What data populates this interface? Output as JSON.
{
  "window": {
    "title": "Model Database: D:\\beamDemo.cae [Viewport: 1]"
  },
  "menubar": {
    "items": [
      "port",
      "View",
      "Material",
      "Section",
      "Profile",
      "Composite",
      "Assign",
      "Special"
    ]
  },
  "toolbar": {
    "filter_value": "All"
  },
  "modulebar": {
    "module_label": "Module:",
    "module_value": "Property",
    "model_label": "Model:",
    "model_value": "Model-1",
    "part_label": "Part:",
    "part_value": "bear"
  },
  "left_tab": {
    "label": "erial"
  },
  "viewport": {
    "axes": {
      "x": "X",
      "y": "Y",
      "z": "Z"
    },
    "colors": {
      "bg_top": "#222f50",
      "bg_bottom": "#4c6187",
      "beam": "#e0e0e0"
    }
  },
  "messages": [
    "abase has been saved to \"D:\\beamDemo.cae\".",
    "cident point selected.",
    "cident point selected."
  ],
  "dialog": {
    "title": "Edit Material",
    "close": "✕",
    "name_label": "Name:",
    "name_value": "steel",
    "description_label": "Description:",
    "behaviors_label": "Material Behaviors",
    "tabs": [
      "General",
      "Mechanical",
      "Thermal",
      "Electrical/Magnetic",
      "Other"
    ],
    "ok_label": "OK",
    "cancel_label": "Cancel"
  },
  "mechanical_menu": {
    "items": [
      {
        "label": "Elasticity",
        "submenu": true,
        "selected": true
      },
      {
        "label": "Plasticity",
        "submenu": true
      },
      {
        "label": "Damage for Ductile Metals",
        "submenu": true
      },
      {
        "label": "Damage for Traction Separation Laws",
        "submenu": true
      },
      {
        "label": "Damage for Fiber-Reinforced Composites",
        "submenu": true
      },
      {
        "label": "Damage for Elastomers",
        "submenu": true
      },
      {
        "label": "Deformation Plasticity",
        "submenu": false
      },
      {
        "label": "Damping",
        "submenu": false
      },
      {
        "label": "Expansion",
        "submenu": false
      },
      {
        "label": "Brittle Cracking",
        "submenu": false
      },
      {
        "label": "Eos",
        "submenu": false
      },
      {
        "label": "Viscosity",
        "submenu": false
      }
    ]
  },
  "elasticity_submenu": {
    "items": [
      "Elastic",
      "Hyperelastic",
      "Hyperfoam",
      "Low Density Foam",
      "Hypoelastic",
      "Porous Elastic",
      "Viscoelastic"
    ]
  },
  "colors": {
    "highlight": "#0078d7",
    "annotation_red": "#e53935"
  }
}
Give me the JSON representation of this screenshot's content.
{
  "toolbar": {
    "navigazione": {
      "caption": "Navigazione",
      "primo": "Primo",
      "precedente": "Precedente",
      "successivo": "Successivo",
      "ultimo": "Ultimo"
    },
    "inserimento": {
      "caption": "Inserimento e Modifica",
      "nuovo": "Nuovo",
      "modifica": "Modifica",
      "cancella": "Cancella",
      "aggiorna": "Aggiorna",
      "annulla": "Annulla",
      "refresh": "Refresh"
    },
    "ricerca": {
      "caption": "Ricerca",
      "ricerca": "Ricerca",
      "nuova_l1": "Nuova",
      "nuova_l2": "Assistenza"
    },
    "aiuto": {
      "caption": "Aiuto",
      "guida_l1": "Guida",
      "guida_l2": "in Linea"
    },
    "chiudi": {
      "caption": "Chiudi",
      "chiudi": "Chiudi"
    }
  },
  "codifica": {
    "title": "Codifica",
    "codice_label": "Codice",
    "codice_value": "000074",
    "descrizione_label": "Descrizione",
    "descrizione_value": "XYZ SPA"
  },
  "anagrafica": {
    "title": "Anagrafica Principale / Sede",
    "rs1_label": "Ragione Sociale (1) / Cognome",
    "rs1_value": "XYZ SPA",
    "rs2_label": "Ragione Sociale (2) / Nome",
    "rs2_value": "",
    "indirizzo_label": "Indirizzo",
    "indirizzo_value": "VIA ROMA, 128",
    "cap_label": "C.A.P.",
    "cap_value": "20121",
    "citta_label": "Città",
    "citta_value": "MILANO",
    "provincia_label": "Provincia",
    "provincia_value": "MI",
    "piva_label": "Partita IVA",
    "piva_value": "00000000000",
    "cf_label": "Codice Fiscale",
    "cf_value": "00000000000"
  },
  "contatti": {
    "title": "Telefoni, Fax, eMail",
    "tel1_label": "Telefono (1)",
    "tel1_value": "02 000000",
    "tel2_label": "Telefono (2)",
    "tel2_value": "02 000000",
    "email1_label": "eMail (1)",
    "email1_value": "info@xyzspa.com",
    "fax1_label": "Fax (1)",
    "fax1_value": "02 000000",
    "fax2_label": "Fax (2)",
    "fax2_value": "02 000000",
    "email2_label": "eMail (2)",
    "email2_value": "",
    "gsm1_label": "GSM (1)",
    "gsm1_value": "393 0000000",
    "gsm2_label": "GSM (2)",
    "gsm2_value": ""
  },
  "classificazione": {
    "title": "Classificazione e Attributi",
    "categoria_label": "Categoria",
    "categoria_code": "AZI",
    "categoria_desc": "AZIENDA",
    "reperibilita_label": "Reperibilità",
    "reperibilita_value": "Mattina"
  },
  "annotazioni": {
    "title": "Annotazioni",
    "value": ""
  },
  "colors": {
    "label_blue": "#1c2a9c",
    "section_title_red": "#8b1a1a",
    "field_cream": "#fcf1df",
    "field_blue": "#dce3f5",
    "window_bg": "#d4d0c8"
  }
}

WHAT IS REQUIRED -
All of the entries must be quoted exactly; please include each one.

ANSWER TO THE TASK -
What data populates this interface? Output as JSON.
{
  "window": {
    "title": "Model Database: D:\\beamDemo.cae [Viewport: 1]"
  },
  "menubar": {
    "items": [
      "port",
      "View",
      "Material",
      "Section",
      "Profile",
      "Composite",
      "Assign",
      "Special"
    ]
  },
  "toolbar": {
    "filter_value": "All"
  },
  "modulebar": {
    "module_label": "Module:",
    "module_value": "Property",
    "model_label": "Model:",
    "model_value": "Model-1",
    "part_label": "Part:",
    "part_value": "bear"
  },
  "left_tab": {
    "label": "erial"
  },
  "viewport": {
    "axes": {
      "x": "X",
      "y": "Y",
      "z": "Z"
    },
    "colors": {
      "bg_top": "#222f50",
      "bg_bottom": "#4c6187",
      "beam": "#e0e0e0"
    }
  },
  "messages": [
    "abase has been saved to \"D:\\beamDemo.cae\".",
    "cident point selected.",
    "cident point selected."
  ],
  "dialog": {
    "title": "Edit Material",
    "close": "✕",
    "name_label": "Name:",
    "name_value": "steel",
    "description_label": "Description:",
    "behaviors_label": "Material Behaviors",
    "tabs": [
      "General",
      "Mechanical",
      "Thermal",
      "Electrical/Magnetic",
      "Other"
    ],
    "ok_label": "OK",
    "cancel_label": "Cancel"
  },
  "mechanical_menu": {
    "items": [
      {
        "label": "Elasticity",
        "submenu": true,
        "selected": true
      },
      {
        "label": "Plasticity",
        "submenu": true
      },
      {
        "label": "Damage for Ductile Metals",
        "submenu": true
      },
      {
        "label": "Damage for Traction Separation Laws",
        "submenu": true
      },
      {
        "label": "Damage for Fiber-Reinforced Composites",
        "submenu": true
      },
      {
        "label": "Damage for Elastomers",
        "submenu": true
      },
      {
        "label": "Deformation Plasticity",
        "submenu": false
      },
      {
        "label": "Damping",
        "submenu": false
      },
      {
        "label": "Expansion",
        "submenu": false
      },
      {
        "label": "Brittle Cracking",
        "submenu": false
      },
      {
        "label": "Eos",
        "submenu": false
      },
      {
        "label": "Viscosity",
        "submenu": false
      }
    ]
  },
  "elasticity_submenu": {
    "items": [
      "Elastic",
      "Hyperelastic",
      "Hyperfoam",
      "Low Density Foam",
      "Hypoelastic",
      "Porous Elastic",
      "Viscoelastic"
    ]
  },
  "colors": {
    "highlight": "#0078d7",
    "annotation_red": "#e53935"
  }
}
Give me the JSON representation of this screenshot's content.
{
  "toolbar": {
    "navigazione": {
      "caption": "Navigazione",
      "primo": "Primo",
      "precedente": "Precedente",
      "successivo": "Successivo",
      "ultimo": "Ultimo"
    },
    "inserimento": {
      "caption": "Inserimento e Modifica",
      "nuovo": "Nuovo",
      "modifica": "Modifica",
      "cancella": "Cancella",
      "aggiorna": "Aggiorna",
      "annulla": "Annulla",
      "refresh": "Refresh"
    },
    "ricerca": {
      "caption": "Ricerca",
      "ricerca": "Ricerca",
      "nuova_l1": "Nuova",
      "nuova_l2": "Assistenza"
    },
    "aiuto": {
      "caption": "Aiuto",
      "guida_l1": "Guida",
      "guida_l2": "in Linea"
    },
    "chiudi": {
      "caption": "Chiudi",
      "chiudi": "Chiudi"
    }
  },
  "codifica": {
    "title": "Codifica",
    "codice_label": "Codice",
    "codice_value": "000074",
    "descrizione_label": "Descrizione",
    "descrizione_value": "XYZ SPA"
  },
  "anagrafica": {
    "title": "Anagrafica Principale / Sede",
    "rs1_label": "Ragione Sociale (1) / Cognome",
    "rs1_value": "XYZ SPA",
    "rs2_label": "Ragione Sociale (2) / Nome",
    "rs2_value": "",
    "indirizzo_label": "Indirizzo",
    "indirizzo_value": "VIA ROMA, 128",
    "cap_label": "C.A.P.",
    "cap_value": "20121",
    "citta_label": "Città",
    "citta_value": "MILANO",
    "provincia_label": "Provincia",
    "provincia_value": "MI",
    "piva_label": "Partita IVA",
    "piva_value": "00000000000",
    "cf_label": "Codice Fiscale",
    "cf_value": "00000000000"
  },
  "contatti": {
    "title": "Telefoni, Fax, eMail",
    "tel1_label": "Telefono (1)",
    "tel1_value": "02 000000",
    "tel2_label": "Telefono (2)",
    "tel2_value": "02 000000",
    "email1_label": "eMail (1)",
    "email1_value": "info@xyzspa.com",
    "fax1_label": "Fax (1)",
    "fax1_value": "02 000000",
    "fax2_label": "Fax (2)",
    "fax2_value": "02 000000",
    "email2_label": "eMail (2)",
    "email2_value": "",
    "gsm1_label": "GSM (1)",
    "gsm1_value": "393 0000000",
    "gsm2_label": "GSM (2)",
    "gsm2_value": ""
  },
  "classificazione": {
    "title": "Classificazione e Attributi",
    "categoria_label": "Categoria",
    "categoria_code": "AZI",
    "categoria_desc": "AZIENDA",
    "reperibilita_label": "Reperibilità",
    "reperibilita_value": "Mattina"
  },
  "annotazioni": {
    "title": "Annotazioni",
    "value": ""
  },
  "colors": {
    "label_blue": "#1c2a9c",
    "section_title_red": "#8b1a1a",
    "field_cream": "#fcf1df",
    "field_blue": "#dce3f5",
    "window_bg": "#d4d0c8"
  }
}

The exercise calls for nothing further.